## EXERCISE DESCRIPTION:
Below is a block of records; repeat each one exactly.
* Begin *
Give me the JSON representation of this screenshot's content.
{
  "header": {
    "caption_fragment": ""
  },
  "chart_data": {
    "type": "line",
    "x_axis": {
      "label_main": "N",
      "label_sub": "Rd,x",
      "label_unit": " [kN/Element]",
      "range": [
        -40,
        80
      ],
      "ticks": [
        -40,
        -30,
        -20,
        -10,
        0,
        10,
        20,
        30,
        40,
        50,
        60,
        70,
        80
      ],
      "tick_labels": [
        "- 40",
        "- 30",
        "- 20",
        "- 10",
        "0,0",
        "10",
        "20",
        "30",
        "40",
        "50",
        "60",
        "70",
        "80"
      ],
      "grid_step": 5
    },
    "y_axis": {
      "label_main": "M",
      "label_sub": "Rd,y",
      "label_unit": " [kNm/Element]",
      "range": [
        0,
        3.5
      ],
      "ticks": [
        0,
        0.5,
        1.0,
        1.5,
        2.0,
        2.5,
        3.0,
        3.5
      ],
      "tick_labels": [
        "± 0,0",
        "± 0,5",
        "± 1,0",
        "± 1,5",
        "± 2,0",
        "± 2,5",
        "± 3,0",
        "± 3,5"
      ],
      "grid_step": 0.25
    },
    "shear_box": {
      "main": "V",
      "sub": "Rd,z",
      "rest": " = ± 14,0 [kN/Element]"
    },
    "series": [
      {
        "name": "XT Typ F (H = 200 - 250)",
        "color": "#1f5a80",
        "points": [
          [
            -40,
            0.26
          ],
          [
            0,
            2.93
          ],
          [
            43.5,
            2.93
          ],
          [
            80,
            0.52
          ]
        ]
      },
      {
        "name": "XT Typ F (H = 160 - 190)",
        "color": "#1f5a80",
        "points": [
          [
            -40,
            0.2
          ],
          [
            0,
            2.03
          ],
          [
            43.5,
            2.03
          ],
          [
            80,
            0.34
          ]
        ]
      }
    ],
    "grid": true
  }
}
* End *
## OUTPUT OF THE TASK:
Give me the JSON representation of this screenshot's content.
{
  "header": {
    "caption_fragment": ""
  },
  "chart_data": {
    "type": "line",
    "x_axis": {
      "label_main": "N",
      "label_sub": "Rd,x",
      "label_unit": " [kN/Element]",
      "range": [
        -40,
        80
      ],
      "ticks": [
        -40,
        -30,
        -20,
        -10,
        0,
        10,
        20,
        30,
        40,
        50,
        60,
        70,
        80
      ],
      "tick_labels": [
        "- 40",
        "- 30",
        "- 20",
        "- 10",
        "0,0",
        "10",
        "20",
        "30",
        "40",
        "50",
        "60",
        "70",
        "80"
      ],
      "grid_step": 5
    },
    "y_axis": {
      "label_main": "M",
      "label_sub": "Rd,y",
      "label_unit": " [kNm/Element]",
      "range": [
        0,
        3.5
      ],
      "ticks": [
        0,
        0.5,
        1.0,
        1.5,
        2.0,
        2.5,
        3.0,
        3.5
      ],
      "tick_labels": [
        "± 0,0",
        "± 0,5",
        "± 1,0",
        "± 1,5",
        "± 2,0",
        "± 2,5",
        "± 3,0",
        "± 3,5"
      ],
      "grid_step": 0.25
    },
    "shear_box": {
      "main": "V",
      "sub": "Rd,z",
      "rest": " = ± 14,0 [kN/Element]"
    },
    "series": [
      {
        "name": "XT Typ F (H = 200 - 250)",
        "color": "#1f5a80",
        "points": [
          [
            -40,
            0.26
          ],
          [
            0,
            2.93
          ],
          [
            43.5,
            2.93
          ],
          [
            80,
            0.52
          ]
        ]
      },
      {
        "name": "XT Typ F (H = 160 - 190)",
        "color": "#1f5a80",
        "points": [
          [
            -40,
            0.2
          ],
          [
            0,
            2.03
          ],
          [
            43.5,
            2.03
          ],
          [
            80,
            0.34
          ]
        ]
      }
    ],
    "grid": true
  }
}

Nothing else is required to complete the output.